Task details
Copy the records that follow exactly as written, but not their pictures.

Entries from a dataset
——————

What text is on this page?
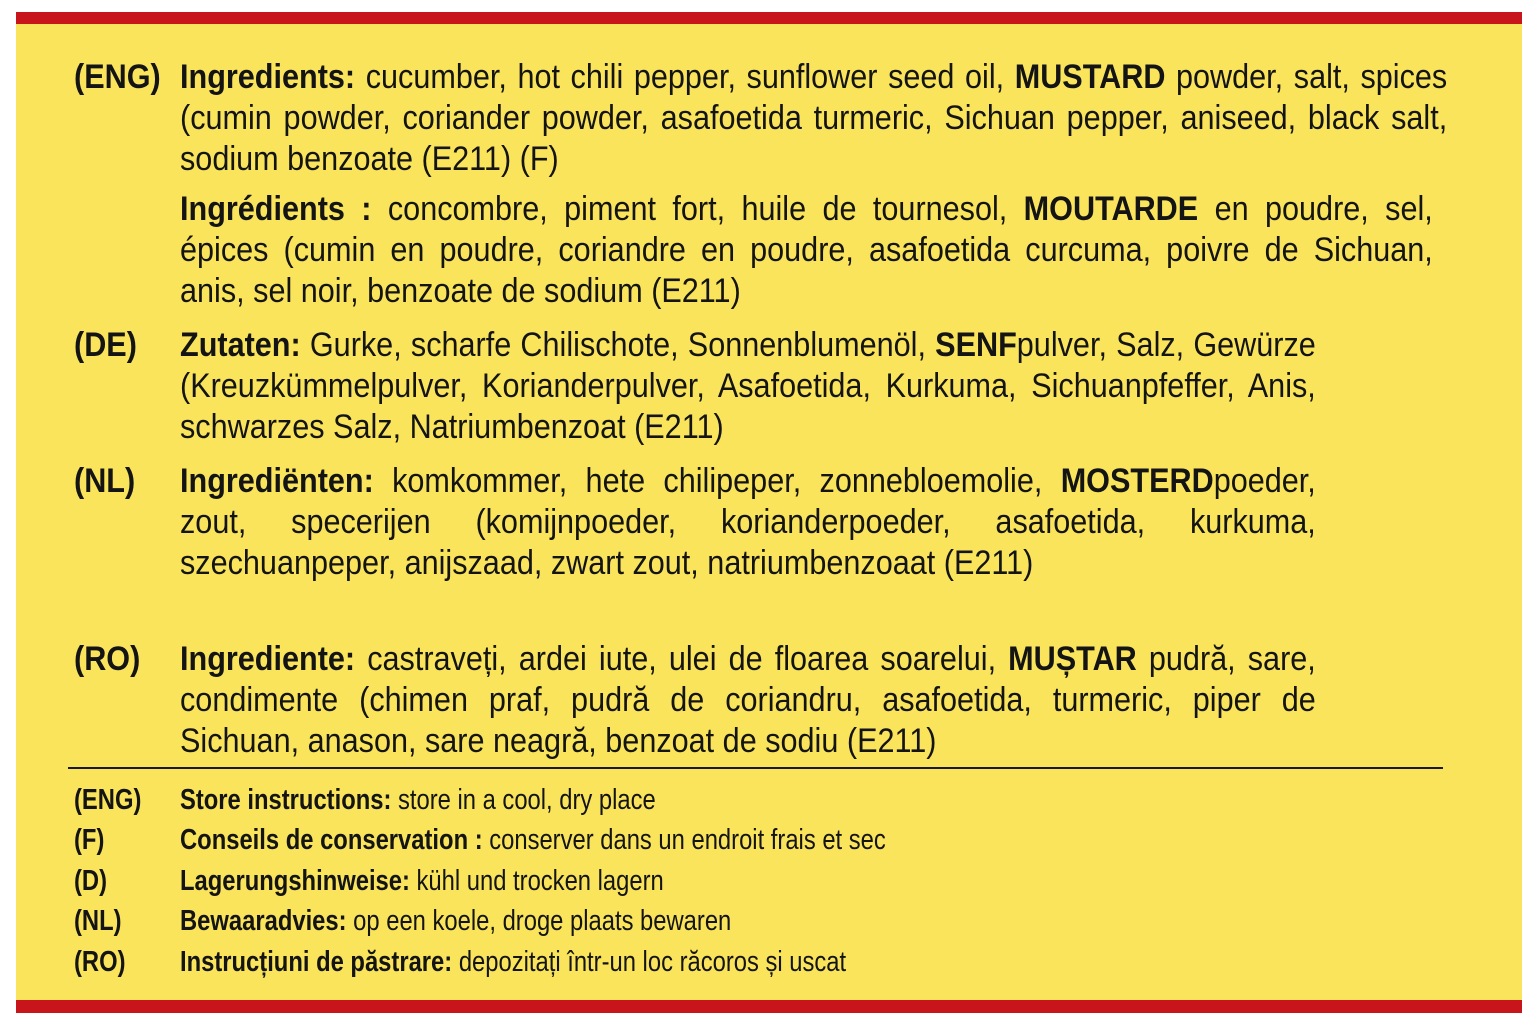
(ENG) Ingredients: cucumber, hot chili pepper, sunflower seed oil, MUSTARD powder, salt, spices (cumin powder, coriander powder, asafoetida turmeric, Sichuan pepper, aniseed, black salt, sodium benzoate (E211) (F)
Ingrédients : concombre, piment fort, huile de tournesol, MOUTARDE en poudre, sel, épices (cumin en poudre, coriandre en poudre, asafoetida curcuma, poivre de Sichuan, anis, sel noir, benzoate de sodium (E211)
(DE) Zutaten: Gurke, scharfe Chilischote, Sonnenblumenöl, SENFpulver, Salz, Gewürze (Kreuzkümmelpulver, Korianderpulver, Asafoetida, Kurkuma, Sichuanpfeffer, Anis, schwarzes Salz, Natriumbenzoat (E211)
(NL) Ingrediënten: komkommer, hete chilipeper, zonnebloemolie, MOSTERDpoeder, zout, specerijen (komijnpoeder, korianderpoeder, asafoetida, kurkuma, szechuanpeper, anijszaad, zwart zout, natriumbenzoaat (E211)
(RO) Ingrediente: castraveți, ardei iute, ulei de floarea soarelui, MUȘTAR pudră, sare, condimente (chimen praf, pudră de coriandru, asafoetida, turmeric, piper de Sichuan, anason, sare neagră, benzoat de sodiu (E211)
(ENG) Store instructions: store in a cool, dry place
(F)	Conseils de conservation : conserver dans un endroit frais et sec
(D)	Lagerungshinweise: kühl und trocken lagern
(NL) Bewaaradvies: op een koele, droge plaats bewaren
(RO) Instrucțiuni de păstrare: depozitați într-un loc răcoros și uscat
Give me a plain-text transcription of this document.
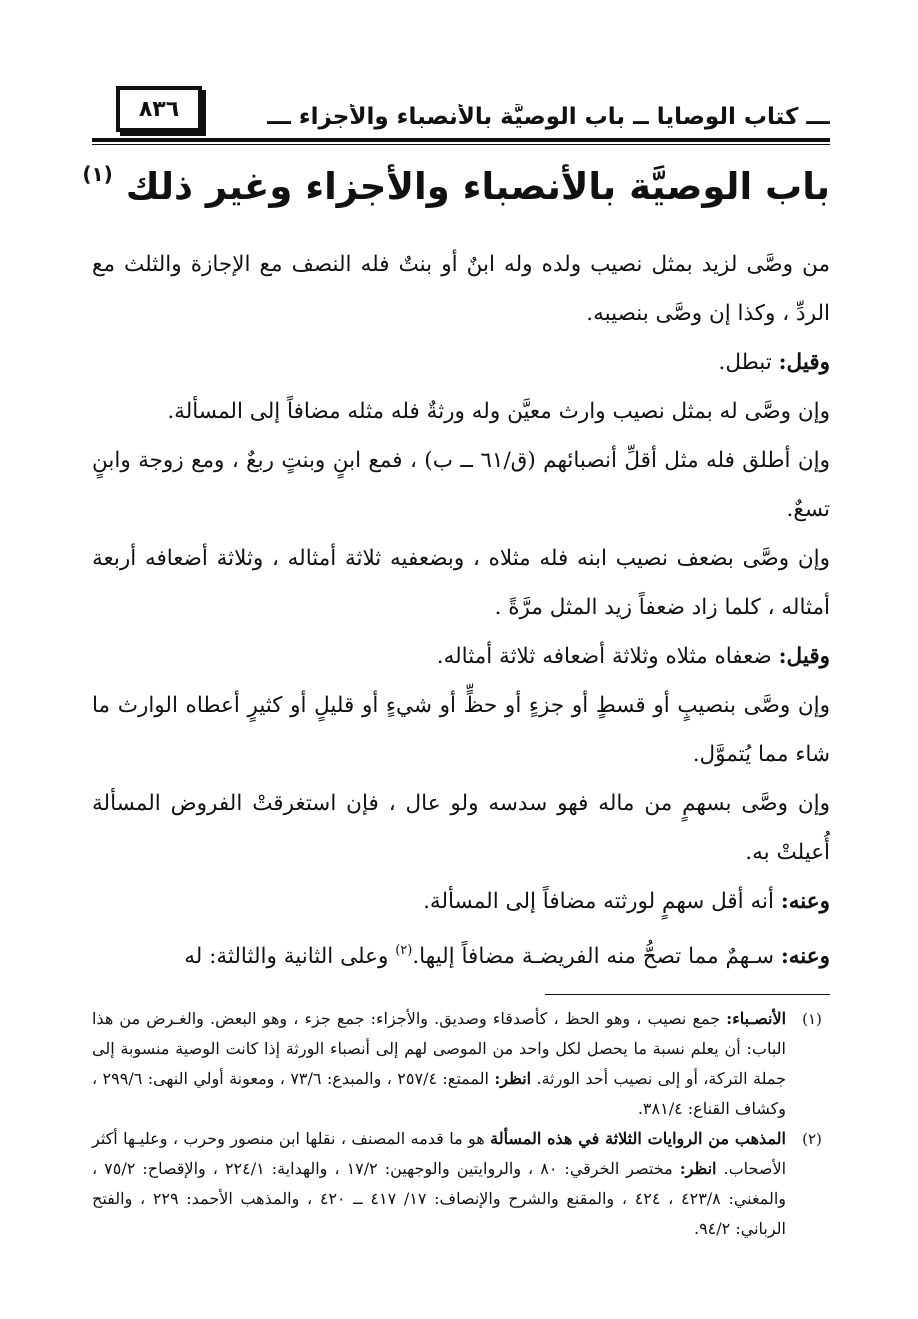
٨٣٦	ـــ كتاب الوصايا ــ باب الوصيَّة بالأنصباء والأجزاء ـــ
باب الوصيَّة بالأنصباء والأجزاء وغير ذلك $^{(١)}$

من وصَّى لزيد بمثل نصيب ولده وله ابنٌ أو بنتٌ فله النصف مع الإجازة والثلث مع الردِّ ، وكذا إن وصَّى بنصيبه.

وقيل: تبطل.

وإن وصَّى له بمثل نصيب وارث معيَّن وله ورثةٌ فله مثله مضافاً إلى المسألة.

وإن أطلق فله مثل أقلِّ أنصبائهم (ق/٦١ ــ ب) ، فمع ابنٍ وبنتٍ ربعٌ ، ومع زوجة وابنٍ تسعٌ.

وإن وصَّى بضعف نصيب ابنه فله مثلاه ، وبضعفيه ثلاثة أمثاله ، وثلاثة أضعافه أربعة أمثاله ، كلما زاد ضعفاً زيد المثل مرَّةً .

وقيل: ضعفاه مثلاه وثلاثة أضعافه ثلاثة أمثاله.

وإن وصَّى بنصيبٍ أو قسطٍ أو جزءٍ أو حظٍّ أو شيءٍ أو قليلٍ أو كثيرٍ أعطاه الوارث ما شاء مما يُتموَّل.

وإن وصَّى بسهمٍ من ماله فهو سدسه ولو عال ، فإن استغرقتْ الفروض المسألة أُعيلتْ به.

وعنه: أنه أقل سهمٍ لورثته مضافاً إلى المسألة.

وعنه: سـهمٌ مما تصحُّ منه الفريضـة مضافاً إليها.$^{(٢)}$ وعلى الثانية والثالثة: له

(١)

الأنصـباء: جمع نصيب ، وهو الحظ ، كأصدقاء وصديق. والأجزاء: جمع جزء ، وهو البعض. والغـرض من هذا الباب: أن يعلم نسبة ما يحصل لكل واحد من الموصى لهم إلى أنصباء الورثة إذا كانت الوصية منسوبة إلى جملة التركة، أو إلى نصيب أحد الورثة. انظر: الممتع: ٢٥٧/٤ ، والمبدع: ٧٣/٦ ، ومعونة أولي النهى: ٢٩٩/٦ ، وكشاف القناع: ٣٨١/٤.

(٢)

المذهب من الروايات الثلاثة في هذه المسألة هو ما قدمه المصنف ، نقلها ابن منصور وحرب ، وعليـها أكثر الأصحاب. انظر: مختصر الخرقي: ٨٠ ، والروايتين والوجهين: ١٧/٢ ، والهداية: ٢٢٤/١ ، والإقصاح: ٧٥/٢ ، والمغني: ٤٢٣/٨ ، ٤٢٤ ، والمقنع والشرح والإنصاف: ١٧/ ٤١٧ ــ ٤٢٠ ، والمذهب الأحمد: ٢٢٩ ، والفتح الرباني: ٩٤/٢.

——————

Complete output
What text is on this page?
(ENG) Ingredients: cucumber, hot chili pepper, sunflower seed oil, MUSTARD powder, salt, spices (cumin powder, coriander powder, asafoetida turmeric, Sichuan pepper, aniseed, black salt, sodium benzoate (E211) (F)
Ingrédients : concombre, piment fort, huile de tournesol, MOUTARDE en poudre, sel, épices (cumin en poudre, coriandre en poudre, asafoetida curcuma, poivre de Sichuan, anis, sel noir, benzoate de sodium (E211)
(DE) Zutaten: Gurke, scharfe Chilischote, Sonnenblumenöl, SENFpulver, Salz, Gewürze (Kreuzkümmelpulver, Korianderpulver, Asafoetida, Kurkuma, Sichuanpfeffer, Anis, schwarzes Salz, Natriumbenzoat (E211)
(NL) Ingrediënten: komkommer, hete chilipeper, zonnebloemolie, MOSTERDpoeder, zout, specerijen (komijnpoeder, korianderpoeder, asafoetida, kurkuma, szechuanpeper, anijszaad, zwart zout, natriumbenzoaat (E211)
(RO) Ingrediente: castraveți, ardei iute, ulei de floarea soarelui, MUȘTAR pudră, sare, condimente (chimen praf, pudră de coriandru, asafoetida, turmeric, piper de Sichuan, anason, sare neagră, benzoat de sodiu (E211)
(ENG) Store instructions: store in a cool, dry place
(F)	Conseils de conservation : conserver dans un endroit frais et sec
(D)	Lagerungshinweise: kühl und trocken lagern
(NL) Bewaaradvies: op een koele, droge plaats bewaren
(RO) Instrucțiuni de păstrare: depozitați într-un loc răcoros și uscat
Give me a plain-text transcription of this document.
٨٣٦	ـــ كتاب الوصايا ــ باب الوصيَّة بالأنصباء والأجزاء ـــ
باب الوصيَّة بالأنصباء والأجزاء وغير ذلك $^{(١)}$

من وصَّى لزيد بمثل نصيب ولده وله ابنٌ أو بنتٌ فله النصف مع الإجازة والثلث مع الردِّ ، وكذا إن وصَّى بنصيبه.

وقيل: تبطل.

وإن وصَّى له بمثل نصيب وارث معيَّن وله ورثةٌ فله مثله مضافاً إلى المسألة.

وإن أطلق فله مثل أقلِّ أنصبائهم (ق/٦١ ــ ب) ، فمع ابنٍ وبنتٍ ربعٌ ، ومع زوجة وابنٍ تسعٌ.

وإن وصَّى بضعف نصيب ابنه فله مثلاه ، وبضعفيه ثلاثة أمثاله ، وثلاثة أضعافه أربعة أمثاله ، كلما زاد ضعفاً زيد المثل مرَّةً .

وقيل: ضعفاه مثلاه وثلاثة أضعافه ثلاثة أمثاله.

وإن وصَّى بنصيبٍ أو قسطٍ أو جزءٍ أو حظٍّ أو شيءٍ أو قليلٍ أو كثيرٍ أعطاه الوارث ما شاء مما يُتموَّل.

وإن وصَّى بسهمٍ من ماله فهو سدسه ولو عال ، فإن استغرقتْ الفروض المسألة أُعيلتْ به.

وعنه: أنه أقل سهمٍ لورثته مضافاً إلى المسألة.

وعنه: سـهمٌ مما تصحُّ منه الفريضـة مضافاً إليها.$^{(٢)}$ وعلى الثانية والثالثة: له

(١)

الأنصـباء: جمع نصيب ، وهو الحظ ، كأصدقاء وصديق. والأجزاء: جمع جزء ، وهو البعض. والغـرض من هذا الباب: أن يعلم نسبة ما يحصل لكل واحد من الموصى لهم إلى أنصباء الورثة إذا كانت الوصية منسوبة إلى جملة التركة، أو إلى نصيب أحد الورثة. انظر: الممتع: ٢٥٧/٤ ، والمبدع: ٧٣/٦ ، ومعونة أولي النهى: ٢٩٩/٦ ، وكشاف القناع: ٣٨١/٤.

(٢)

المذهب من الروايات الثلاثة في هذه المسألة هو ما قدمه المصنف ، نقلها ابن منصور وحرب ، وعليـها أكثر الأصحاب. انظر: مختصر الخرقي: ٨٠ ، والروايتين والوجهين: ١٧/٢ ، والهداية: ٢٢٤/١ ، والإقصاح: ٧٥/٢ ، والمغني: ٤٢٣/٨ ، ٤٢٤ ، والمقنع والشرح والإنصاف: ١٧/ ٤١٧ ــ ٤٢٠ ، والمذهب الأحمد: ٢٢٩ ، والفتح الرباني: ٩٤/٢.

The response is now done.